• _TASK TO CARRY OUT_:
Give only the number of lines that contain the word "مكسورة".
****************
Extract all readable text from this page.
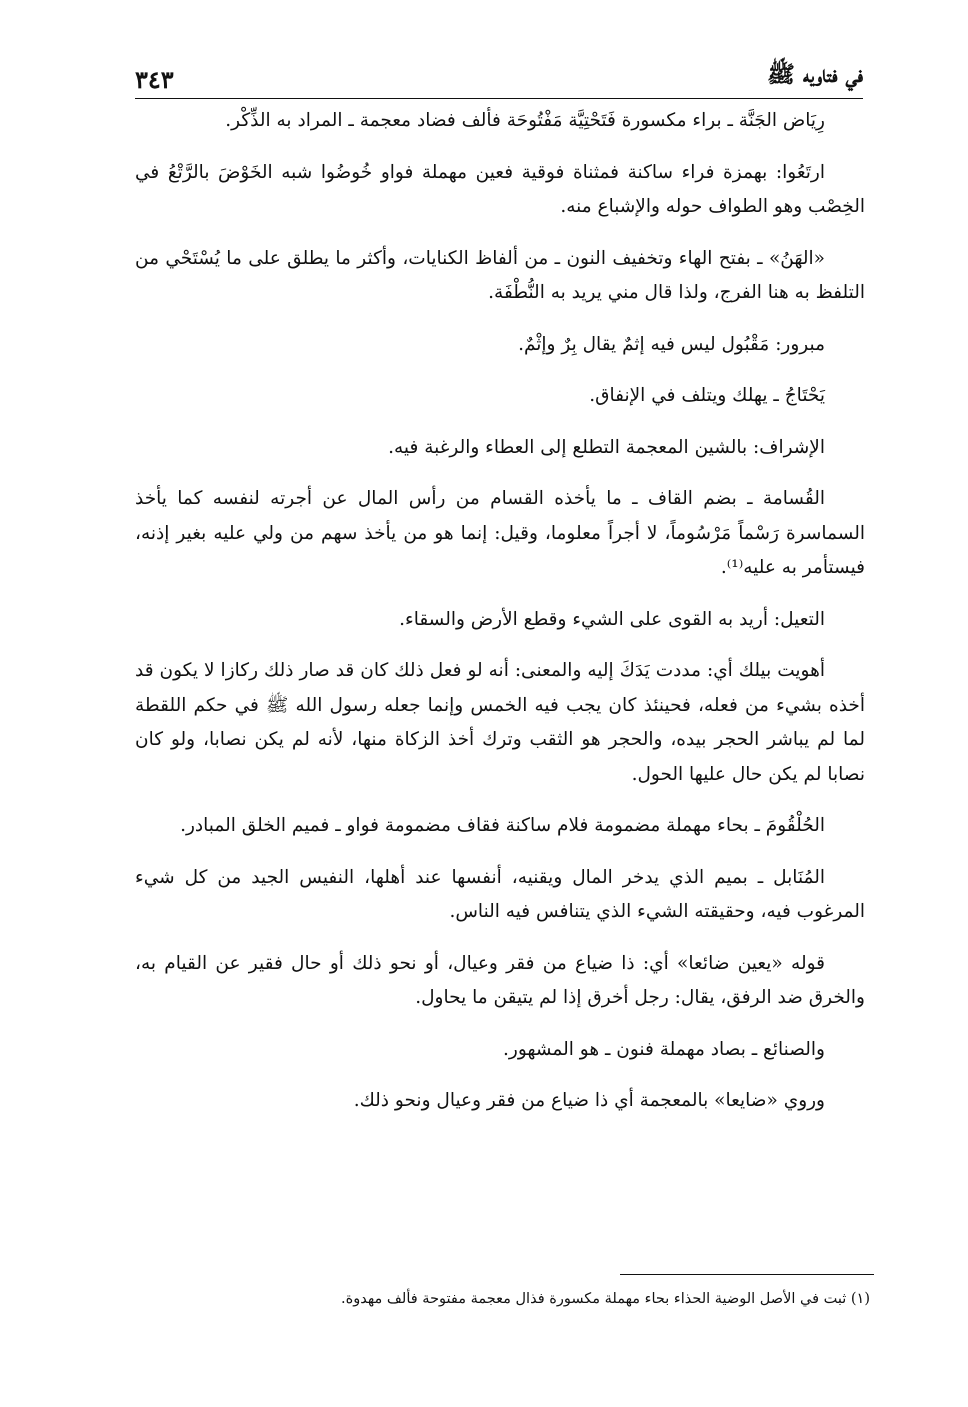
في فتاويه ﷺ
٣٤٣

رِيَاض الجَنَّة ـ براء مكسورة فَتَحْتِيَّة مَفْتُوحَة فألف فضاد معجمة ـ المراد به الذِّكْر.

ارتَعُوا: بهمزة فراء ساكنة فمثناة فوقية فعين مهملة فواو خُوضُوا شبه الخَوْضَ بالرَّتْعُ في الخِصْب وهو الطواف حوله والإشباع منه.

«الهَنُ» ـ بفتح الهاء وتخفيف النون ـ من ألفاظ الكنايات، وأكثر ما يطلق على ما يُسْتَحْي من التلفظ به هنا الفرج، ولذا قال مني يريد به النُّطْفَة.

مبرور: مَقْبُول ليس فيه إثمٌ يقال بِرٌ وإثْمٌ.

يَحْتَاجُ ـ يهلك ويتلف في الإنفاق.

الإشراف: بالشين المعجمة التطلع إلى العطاء والرغبة فيه.

القُسامة ـ بضم القاف ـ ما يأخذه القسام من رأس المال عن أجرته لنفسه كما يأخذ السماسرة رَسْماً مَرْسُوماً، لا أجراً معلوما، وقيل: إنما هو من يأخذ سهم من ولي عليه بغير إذنه، فيستأمر به عليه⁽¹⁾.

التعيل: أريد به القوى على الشيء وقطع الأرض والسقاء.

أهويت بيلك أي: مددت يَدَكَ إليه والمعنى: أنه لو فعل ذلك كان قد صار ذلك ركازا لا يكون قد أخذه بشيء من فعله، فحينئذ كان يجب فيه الخمس وإنما جعله رسول الله ﷺ في حكم اللقطة لما لم يباشر الحجر بيده، والحجر هو الثقب وترك أخذ الزكاة منها، لأنه لم يكن نصابا، ولو كان نصابا لم يكن حال عليها الحول.

الحُلْقُومَ ـ بحاء مهملة مضمومة فلام ساكنة فقاف مضمومة فواو ـ فميم الخلق المبادر.

المُنَابل ـ بميم الذي يدخر المال ويقنيه، أنفسها عند أهلها، النفيس الجيد من كل شيء المرغوب فيه، وحقيقته الشيء الذي يتنافس فيه الناس.

قوله «يعين ضائعا» أي: ذا ضياع من فقر وعيال، أو نحو ذلك أو حال فقير عن القيام به، والخرق ضد الرفق، يقال: رجل أخرق إذا لم يتيقن ما يحاول.

والصنائع ـ بصاد مهملة فنون ـ هو المشهور.

وروي «ضايعا» بالمعجمة أي ذا ضياع من فقر وعيال ونحو ذلك.

(١) ثبت في الأصل الوضية الحذاء بحاء مهملة مكسورة فذال معجمة مفتوحة فألف مهدوة.
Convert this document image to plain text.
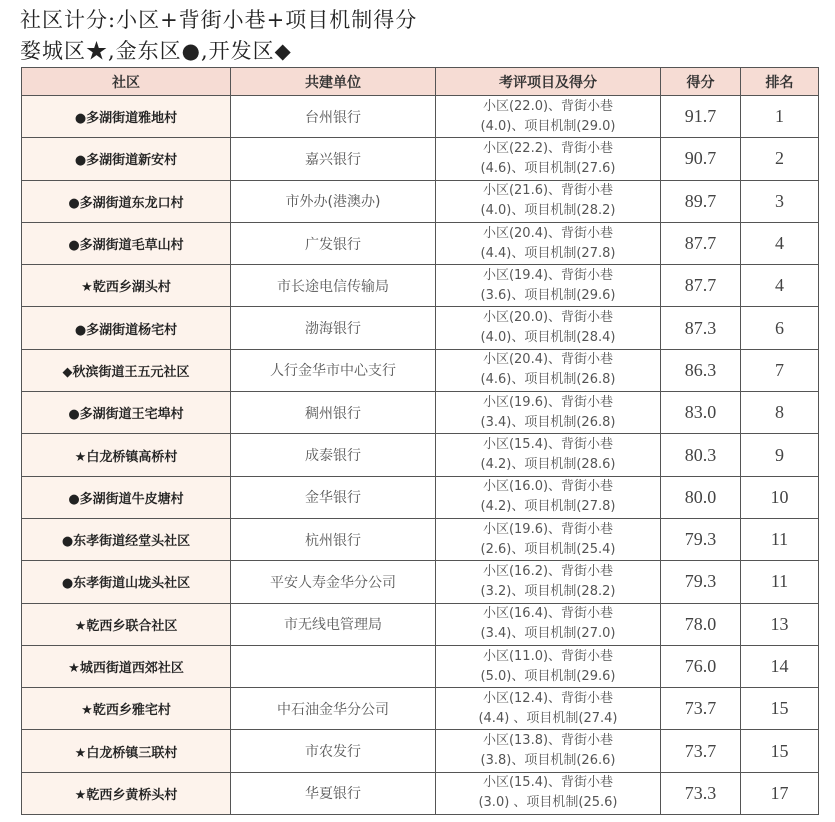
社区计分:小区+背街小巷+项目机制得分
婺城区★,金东区●,开发区◆
社区	共建单位	考评项目及得分	得分	排名
●多湖街道雅地村	台州银行	小区(22.0)、背街小巷
(4.0)、项目机制(29.0)	91.7	1
●多湖街道新安村	嘉兴银行	小区(22.2)、背街小巷
(4.6)、项目机制(27.6)	90.7	2
●多湖街道东龙口村	市外办(港澳办)	小区(21.6)、背街小巷
(4.0)、项目机制(28.2)	89.7	3
●多湖街道毛草山村	广发银行	小区(20.4)、背街小巷
(4.4)、项目机制(27.8)	87.7	4
★乾西乡湖头村	市长途电信传输局	小区(19.4)、背街小巷
(3.6)、项目机制(29.6)	87.7	4
●多湖街道杨宅村	渤海银行	小区(20.0)、背街小巷
(4.0)、项目机制(28.4)	87.3	6
◆秋滨街道王五元社区	人行金华市中心支行	小区(20.4)、背街小巷
(4.6)、项目机制(26.8)	86.3	7
●多湖街道王宅埠村	稠州银行	小区(19.6)、背街小巷
(3.4)、项目机制(26.8)	83.0	8
★白龙桥镇高桥村	成泰银行	小区(15.4)、背街小巷
(4.2)、项目机制(28.6)	80.3	9
●多湖街道牛皮塘村	金华银行	小区(16.0)、背街小巷
(4.2)、项目机制(27.8)	80.0	10
●东孝街道经堂头社区	杭州银行	小区(19.6)、背街小巷
(2.6)、项目机制(25.4)	79.3	11
●东孝街道山垅头社区	平安人寿金华分公司	小区(16.2)、背街小巷
(3.2)、项目机制(28.2)	79.3	11
★乾西乡联合社区	市无线电管理局	小区(16.4)、背街小巷
(3.4)、项目机制(27.0)	78.0	13
★城西街道西郊社区		小区(11.0)、背街小巷
(5.0)、项目机制(29.6)	76.0	14
★乾西乡雅宅村	中石油金华分公司	小区(12.4)、背街小巷
(4.4) 、项目机制(27.4)	73.7	15
★白龙桥镇三联村	市农发行	小区(13.8)、背街小巷
(3.8)、项目机制(26.6)	73.7	15
★乾西乡黄桥头村	华夏银行	小区(15.4)、背街小巷
(3.0) 、项目机制(25.6)	73.3	17
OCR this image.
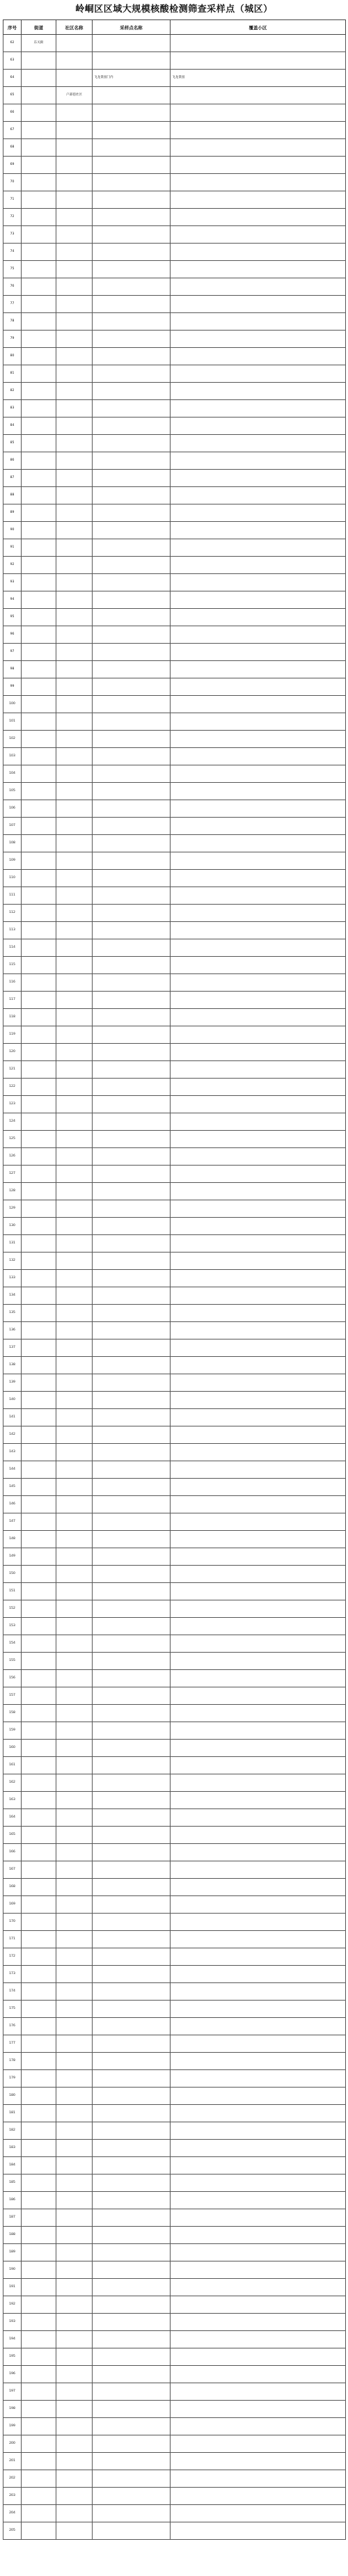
岭峒区区域大规模核酸检测筛查采样点（城区）
序号	街道	社区名称	采样点名称	覆盖小区
62	东关街			
63				
64			飞龙景园门内	飞龙景园
65		户部巷社区		
66				
67				
68				
69				
70				
71				
72				
73				
74				
75				
76				
77				
78				
79				
80				
81				
82				
83				
84				
85				
86				
87				
88				
89				
90				
91				
92				
93				
94				
95				
96				
97				
98				
99				
100				
101				
102				
103				
104				
105				
106				
107				
108				
109				
110				
111				
112				
113				
114				
115				
116				
117				
118				
119				
120				
121				
122				
123				
124				
125				
126				
127				
128				
129				
130				
131				
132				
133				
134				
135				
136				
137				
138				
139				
140				
141				
142				
143				
144				
145				
146				
147				
148				
149				
150				
151				
152				
153				
154				
155				
156				
157				
158				
159				
160				
161				
162				
163				
164				
165				
166				
167				
168				
169				
170				
171				
172				
173				
174				
175				
176				
177				
178				
179				
180				
181				
182				
183				
184				
185				
186				
187				
188				
189				
190				
191				
192				
193				
194				
195				
196				
197				
198				
199				
200				
201				
202				
203				
204				
205				
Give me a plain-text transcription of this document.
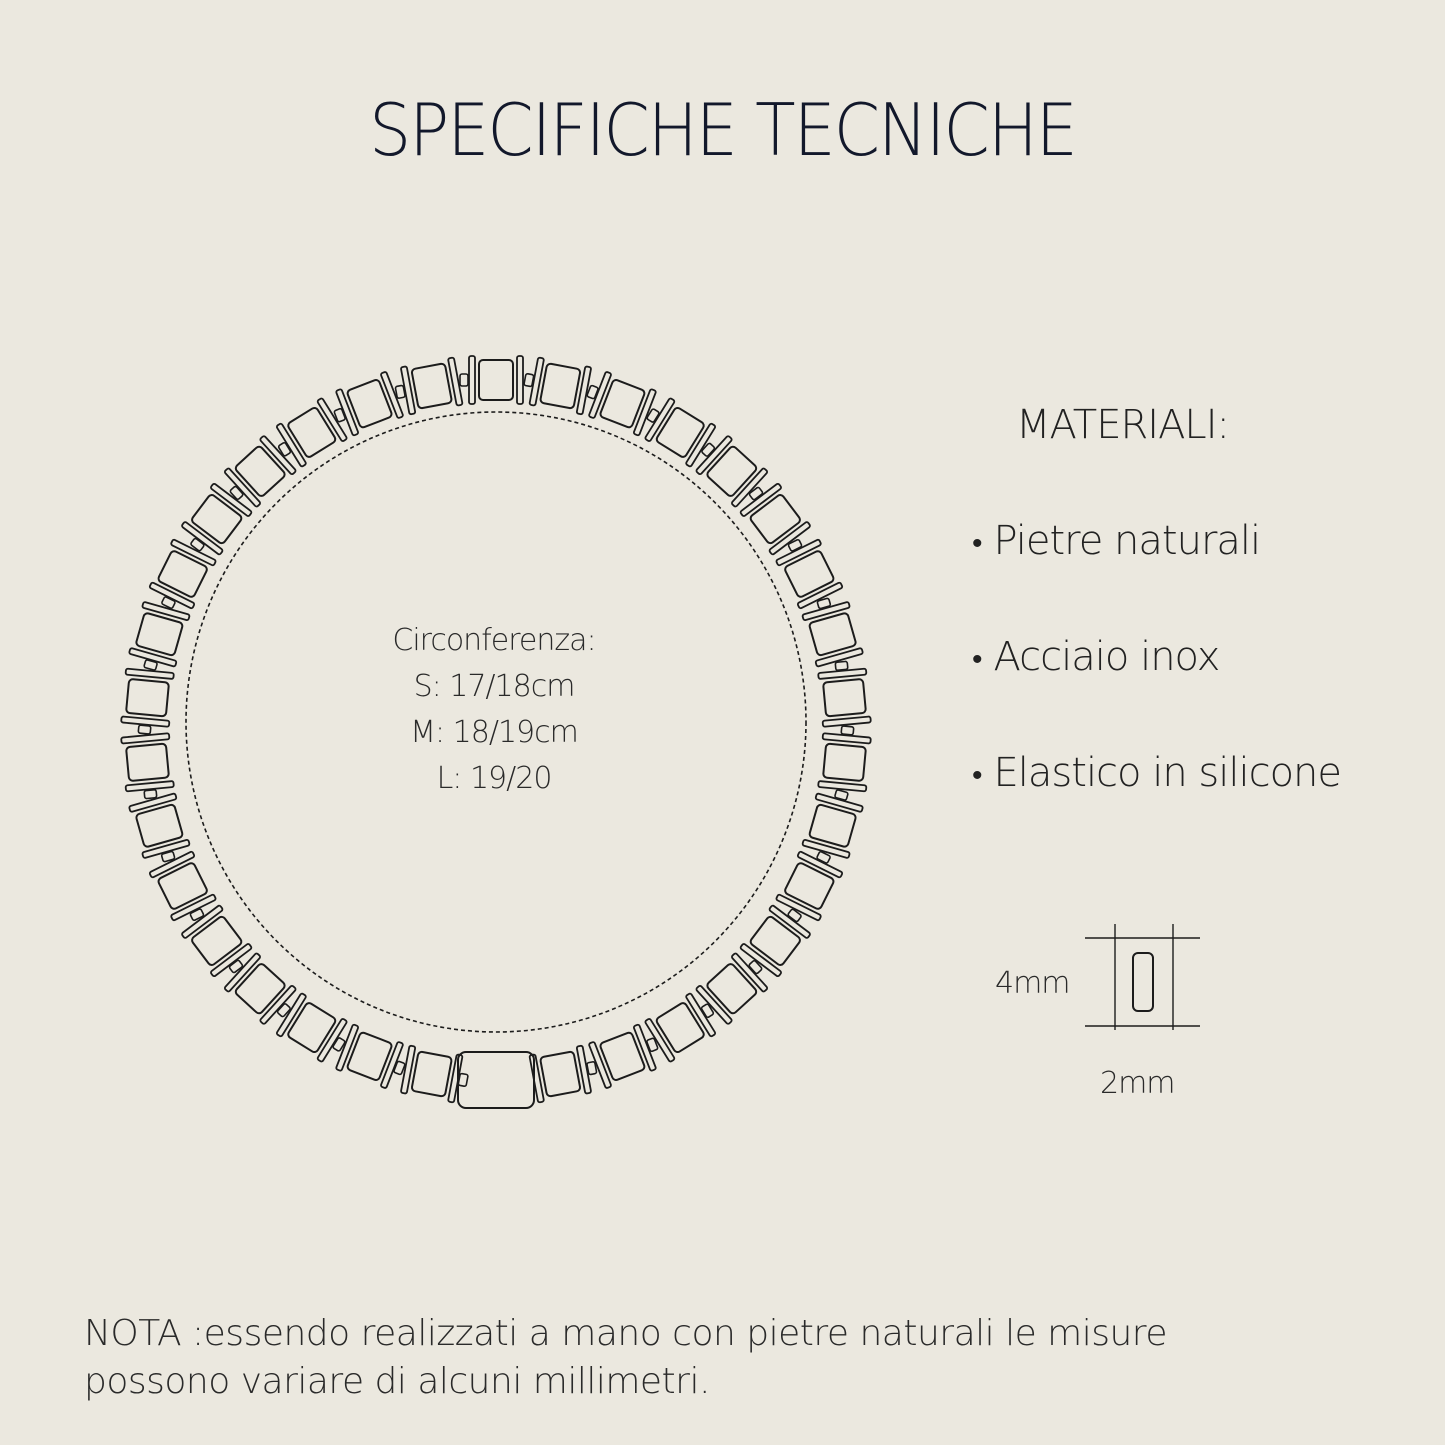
SPECIFICHE TECNICHE
Circonferenza:
S: 17/18cm
M: 18/19cm
L: 19/20
MATERIALI:
• Pietre naturali
• Acciaio inox
• Elastico in silicone
4mm
2mm
NOTA :essendo realizzati a mano con pietre naturali le misure
possono variare di alcuni millimetri.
****************
• _CORRECT RESULT_:
2